● **Task to carry out**
Give the number of lines below that contain the word "return", and nothing else.

___ Records supplied ___

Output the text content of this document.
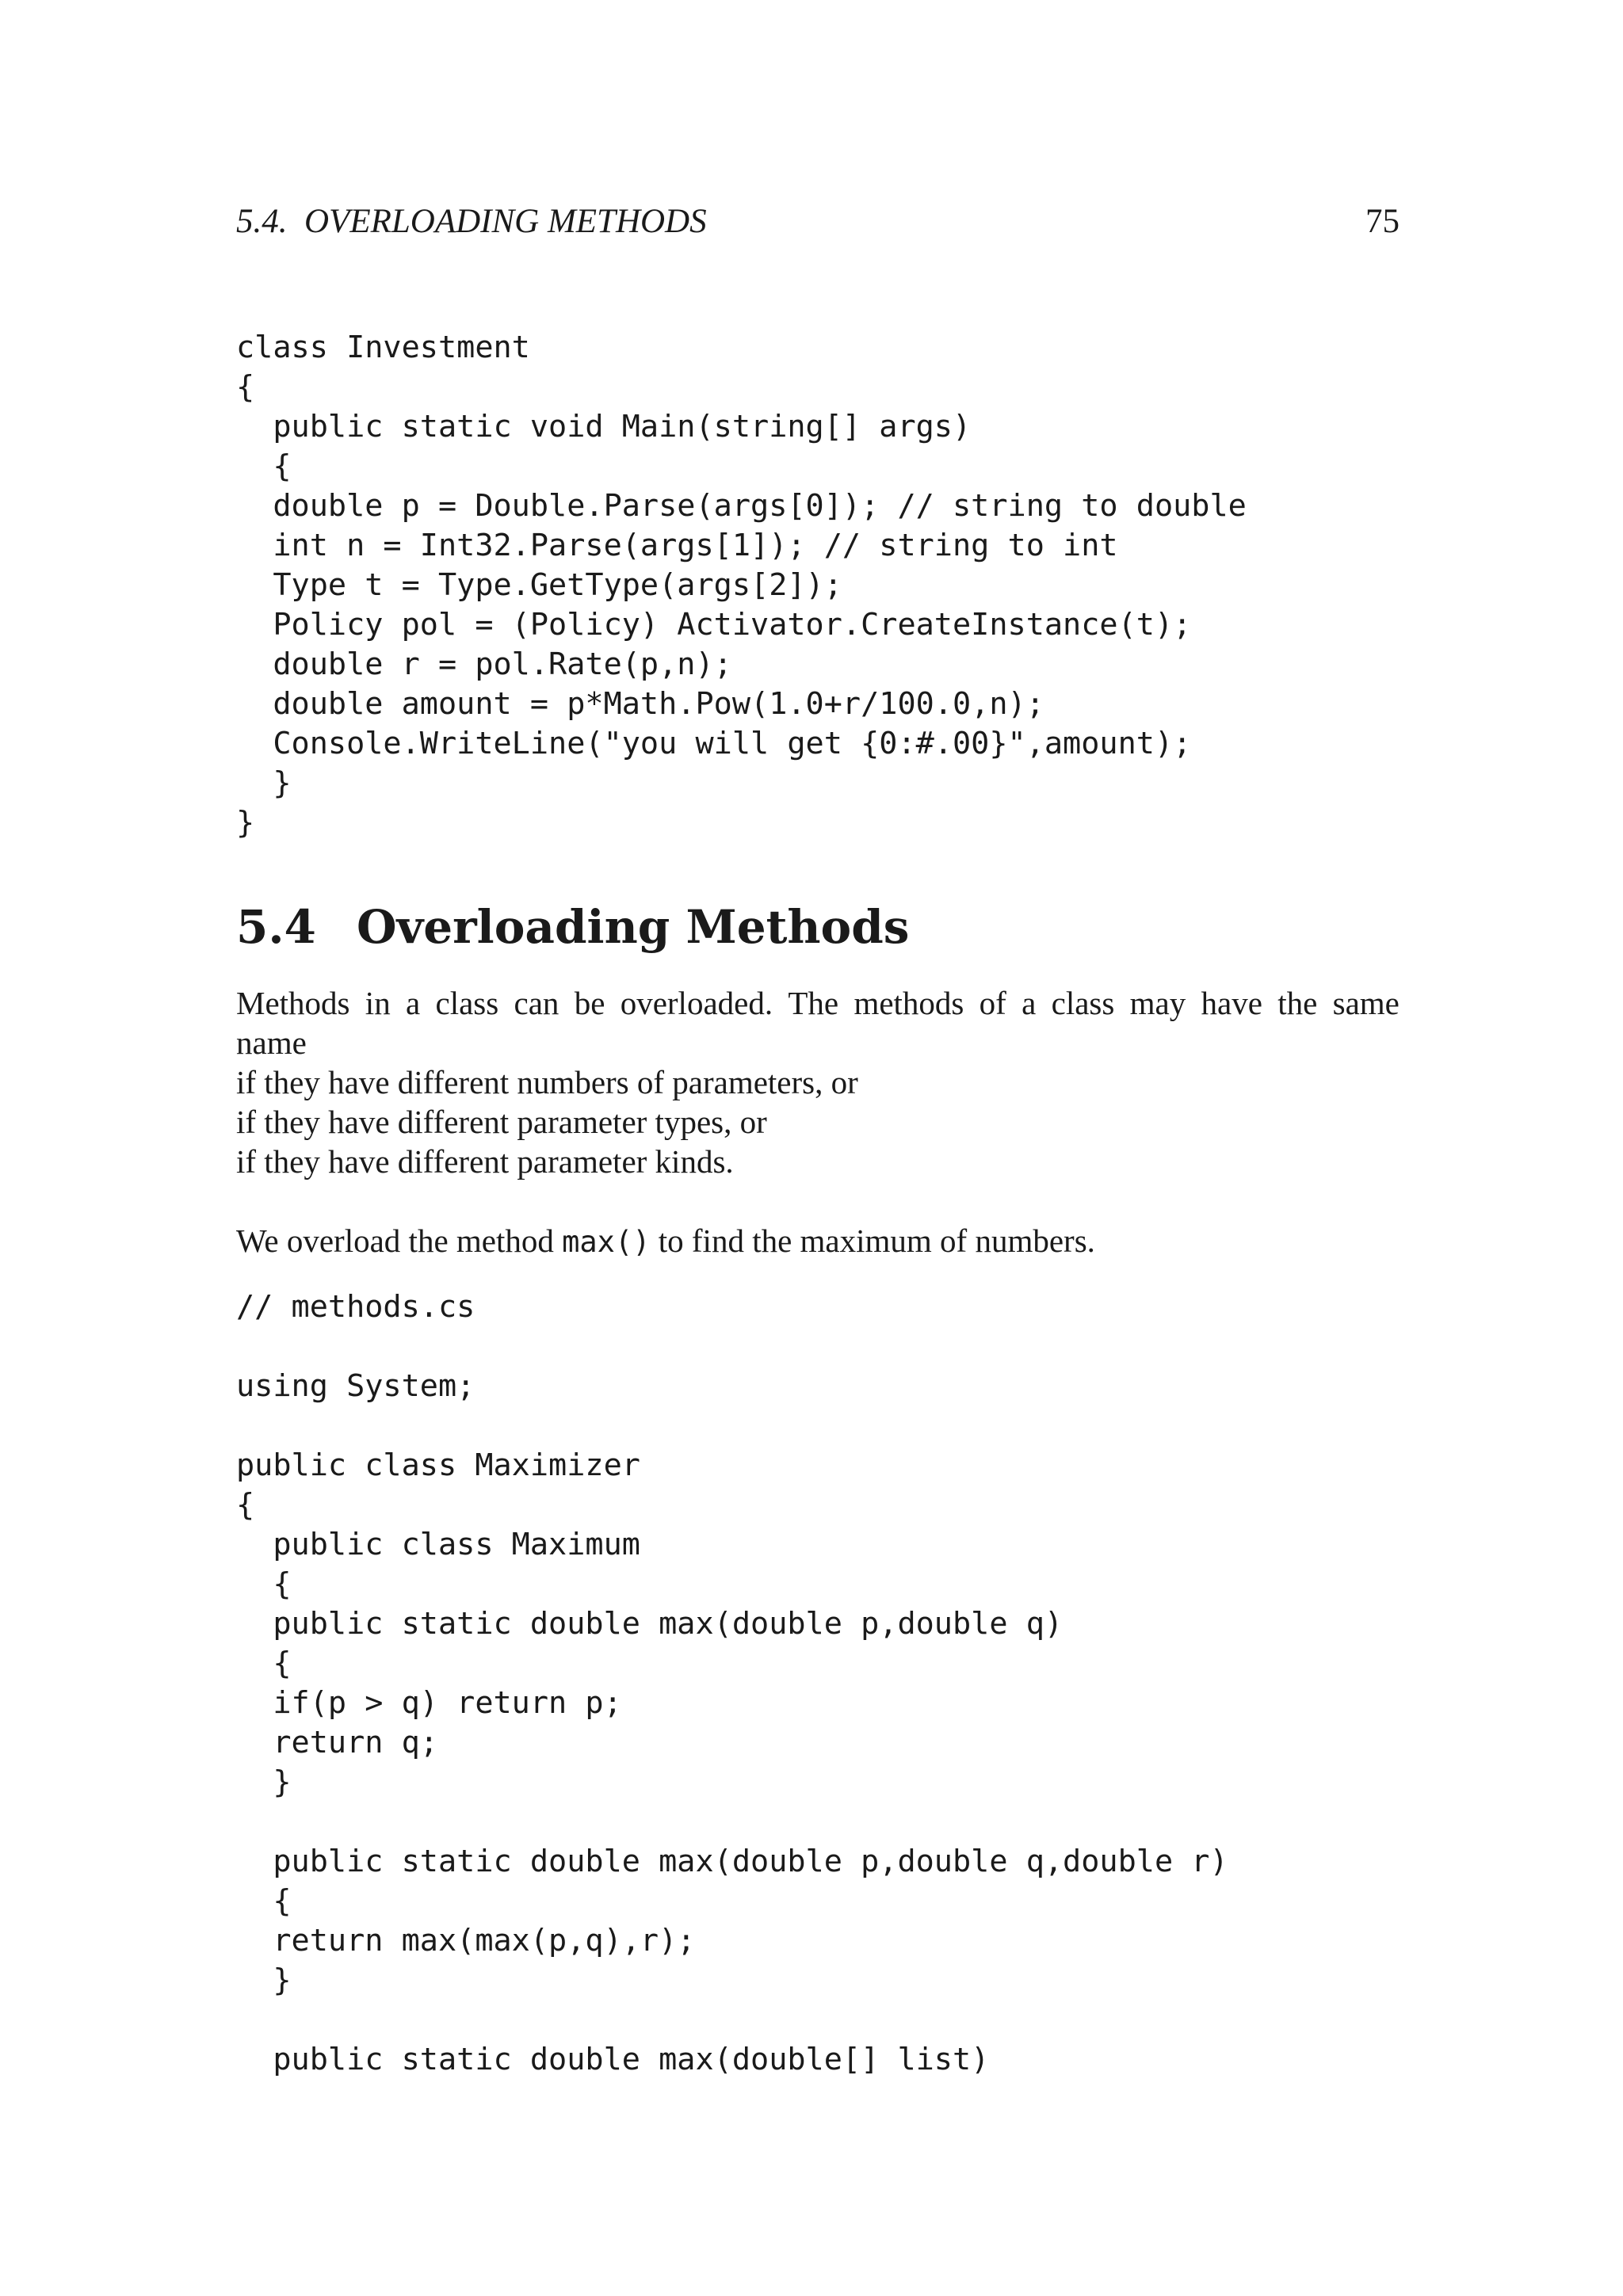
5.4.  OVERLOADING METHODS	75
class Investment
{
public static void Main(string[] args)
{
double p = Double.Parse(args[0]); // string to double
int n = Int32.Parse(args[1]); // string to int
Type t = Type.GetType(args[2]);
Policy pol = (Policy) Activator.CreateInstance(t);
double r = pol.Rate(p,n);
double amount = p*Math.Pow(1.0+r/100.0,n);
Console.WriteLine("you will get {0:#.00}",amount);
}
}
5.4 Overloading Methods
Methods in a class can be overloaded. The methods of a class may have the same
name
if they have different numbers of parameters, or
if they have different parameter types, or
if they have different parameter kinds.
We overload the method max() to find the maximum of numbers.
// methods.cs
using System;
public class Maximizer
{
public class Maximum
{
public static double max(double p,double q)
{
if(p > q) return p;
return q;
}
public static double max(double p,double q,double r)
{
return max(max(p,q),r);
}
public static double max(double[] list)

___

● **Exercise answer**
3